- Short exercise -
Each record that follows should be repeated exactly, minus any images.

- - - - - - -

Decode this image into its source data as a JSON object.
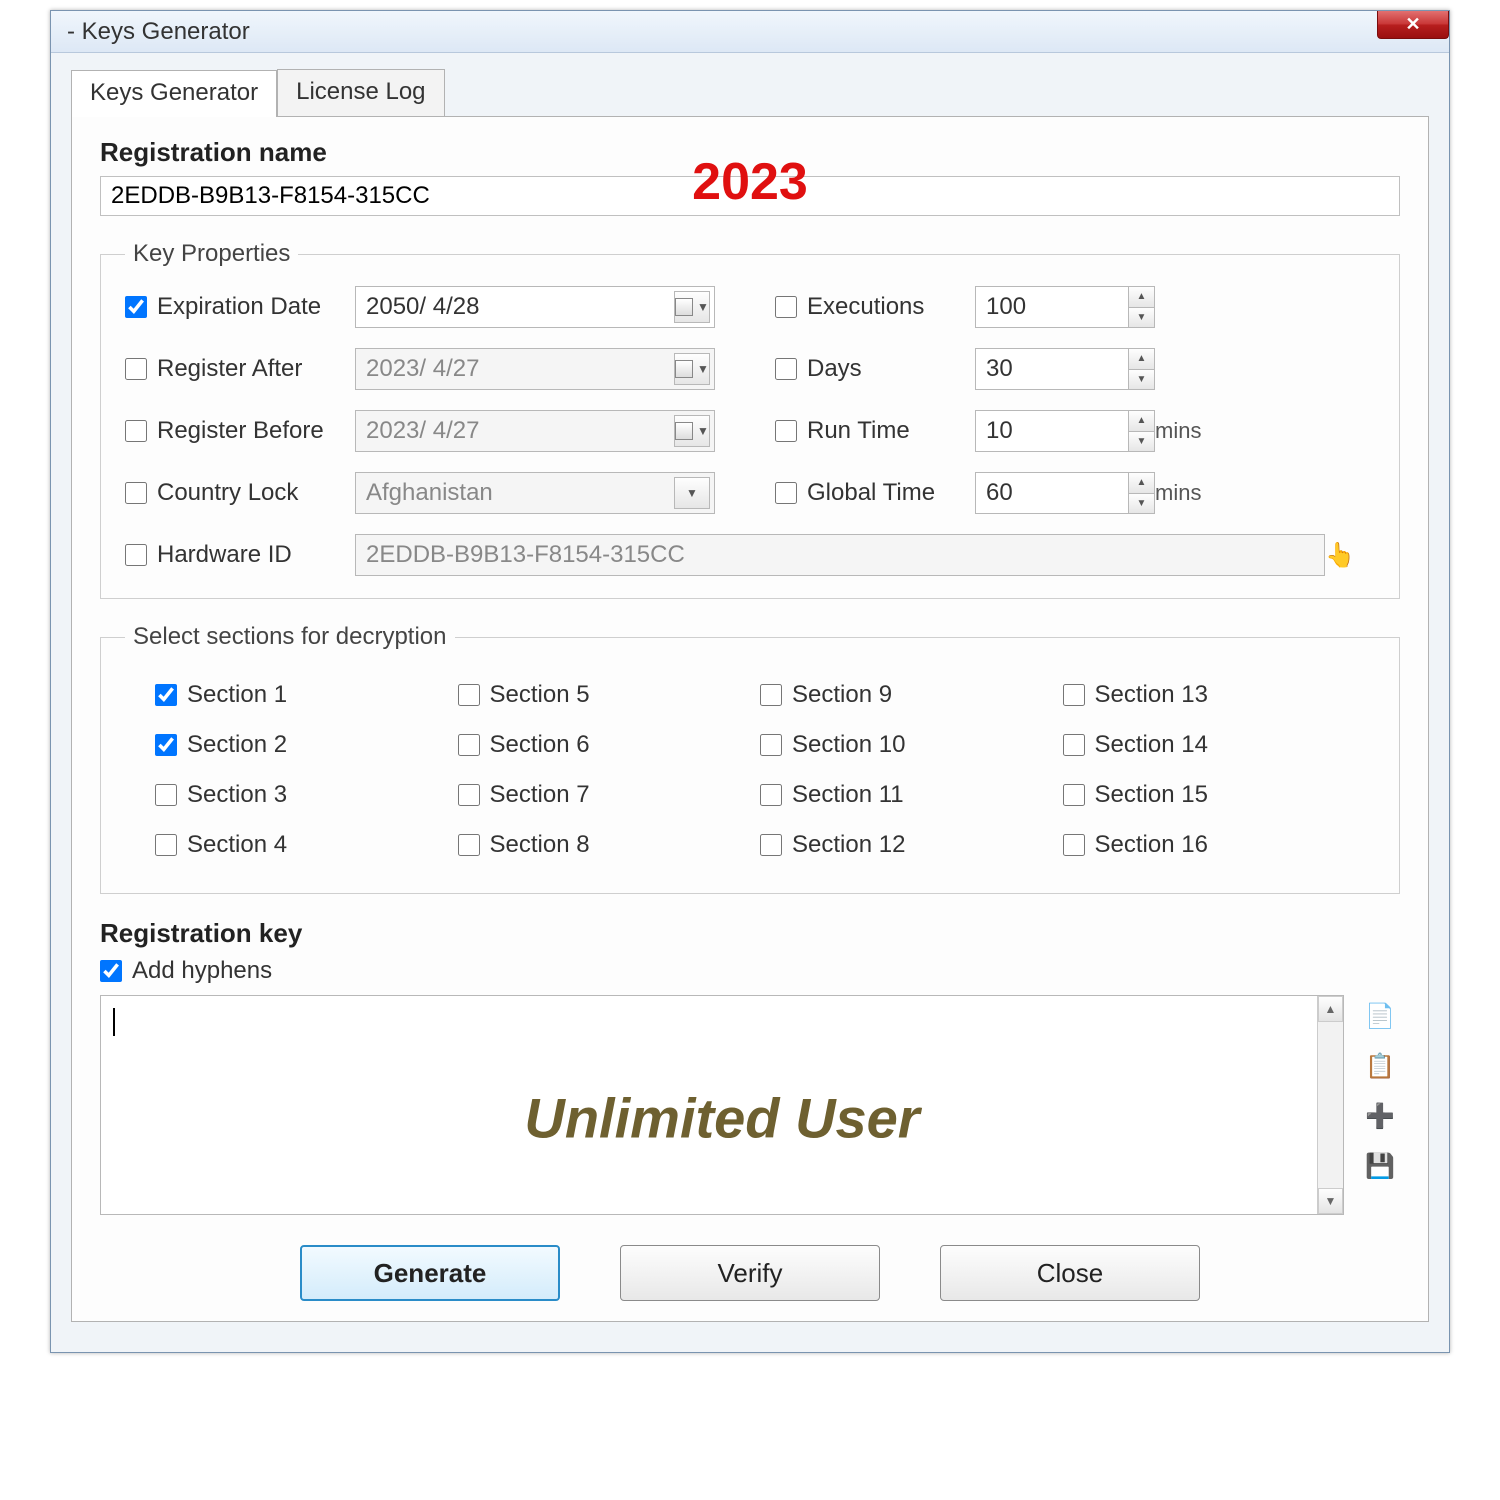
{
  "window": {
    "title": "- Keys Generator"
  },
  "tabs": {
    "generator": "Keys Generator",
    "log": "License Log"
  },
  "registration": {
    "label": "Registration name",
    "value": "2EDDB-B9B13-F8154-315CC"
  },
  "overlay": {
    "year": "2023",
    "unlimited": "Unlimited User"
  },
  "keyprops": {
    "legend": "Key Properties",
    "expiration": {
      "label": "Expiration Date",
      "checked": true,
      "value": "2050/  4/28"
    },
    "register_after": {
      "label": "Register After",
      "checked": false,
      "value": "2023/  4/27"
    },
    "register_before": {
      "label": "Register Before",
      "checked": false,
      "value": "2023/  4/27"
    },
    "country_lock": {
      "label": "Country Lock",
      "checked": false,
      "value": "Afghanistan"
    },
    "hardware_id": {
      "label": "Hardware ID",
      "checked": false,
      "value": "2EDDB-B9B13-F8154-315CC"
    },
    "executions": {
      "label": "Executions",
      "checked": false,
      "value": "100"
    },
    "days": {
      "label": "Days",
      "checked": false,
      "value": "30"
    },
    "runtime": {
      "label": "Run Time",
      "checked": false,
      "value": "10",
      "unit": "mins"
    },
    "globaltime": {
      "label": "Global Time",
      "checked": false,
      "value": "60",
      "unit": "mins"
    }
  },
  "sections": {
    "legend": "Select sections for decryption",
    "items": [
      {
        "label": "Section 1",
        "checked": true
      },
      {
        "label": "Section 2",
        "checked": true
      },
      {
        "label": "Section 3",
        "checked": false
      },
      {
        "label": "Section 4",
        "checked": false
      },
      {
        "label": "Section 5",
        "checked": false
      },
      {
        "label": "Section 6",
        "checked": false
      },
      {
        "label": "Section 7",
        "checked": false
      },
      {
        "label": "Section 8",
        "checked": false
      },
      {
        "label": "Section 9",
        "checked": false
      },
      {
        "label": "Section 10",
        "checked": false
      },
      {
        "label": "Section 11",
        "checked": false
      },
      {
        "label": "Section 12",
        "checked": false
      },
      {
        "label": "Section 13",
        "checked": false
      },
      {
        "label": "Section 14",
        "checked": false
      },
      {
        "label": "Section 15",
        "checked": false
      },
      {
        "label": "Section 16",
        "checked": false
      }
    ]
  },
  "regkey": {
    "label": "Registration key",
    "add_hyphens": {
      "label": "Add hyphens",
      "checked": true
    },
    "value": ""
  },
  "buttons": {
    "generate": "Generate",
    "verify": "Verify",
    "close": "Close"
  }
}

- - - - - - -

- Solution -
Decode this image into its source data as a JSON object.
{
  "window": {
    "title": "- Keys Generator"
  },
  "tabs": {
    "generator": "Keys Generator",
    "log": "License Log"
  },
  "registration": {
    "label": "Registration name",
    "value": "2EDDB-B9B13-F8154-315CC"
  },
  "overlay": {
    "year": "2023",
    "unlimited": "Unlimited User"
  },
  "keyprops": {
    "legend": "Key Properties",
    "expiration": {
      "label": "Expiration Date",
      "checked": true,
      "value": "2050/  4/28"
    },
    "register_after": {
      "label": "Register After",
      "checked": false,
      "value": "2023/  4/27"
    },
    "register_before": {
      "label": "Register Before",
      "checked": false,
      "value": "2023/  4/27"
    },
    "country_lock": {
      "label": "Country Lock",
      "checked": false,
      "value": "Afghanistan"
    },
    "hardware_id": {
      "label": "Hardware ID",
      "checked": false,
      "value": "2EDDB-B9B13-F8154-315CC"
    },
    "executions": {
      "label": "Executions",
      "checked": false,
      "value": "100"
    },
    "days": {
      "label": "Days",
      "checked": false,
      "value": "30"
    },
    "runtime": {
      "label": "Run Time",
      "checked": false,
      "value": "10",
      "unit": "mins"
    },
    "globaltime": {
      "label": "Global Time",
      "checked": false,
      "value": "60",
      "unit": "mins"
    }
  },
  "sections": {
    "legend": "Select sections for decryption",
    "items": [
      {
        "label": "Section 1",
        "checked": true
      },
      {
        "label": "Section 2",
        "checked": true
      },
      {
        "label": "Section 3",
        "checked": false
      },
      {
        "label": "Section 4",
        "checked": false
      },
      {
        "label": "Section 5",
        "checked": false
      },
      {
        "label": "Section 6",
        "checked": false
      },
      {
        "label": "Section 7",
        "checked": false
      },
      {
        "label": "Section 8",
        "checked": false
      },
      {
        "label": "Section 9",
        "checked": false
      },
      {
        "label": "Section 10",
        "checked": false
      },
      {
        "label": "Section 11",
        "checked": false
      },
      {
        "label": "Section 12",
        "checked": false
      },
      {
        "label": "Section 13",
        "checked": false
      },
      {
        "label": "Section 14",
        "checked": false
      },
      {
        "label": "Section 15",
        "checked": false
      },
      {
        "label": "Section 16",
        "checked": false
      }
    ]
  },
  "regkey": {
    "label": "Registration key",
    "add_hyphens": {
      "label": "Add hyphens",
      "checked": true
    },
    "value": ""
  },
  "buttons": {
    "generate": "Generate",
    "verify": "Verify",
    "close": "Close"
  }
}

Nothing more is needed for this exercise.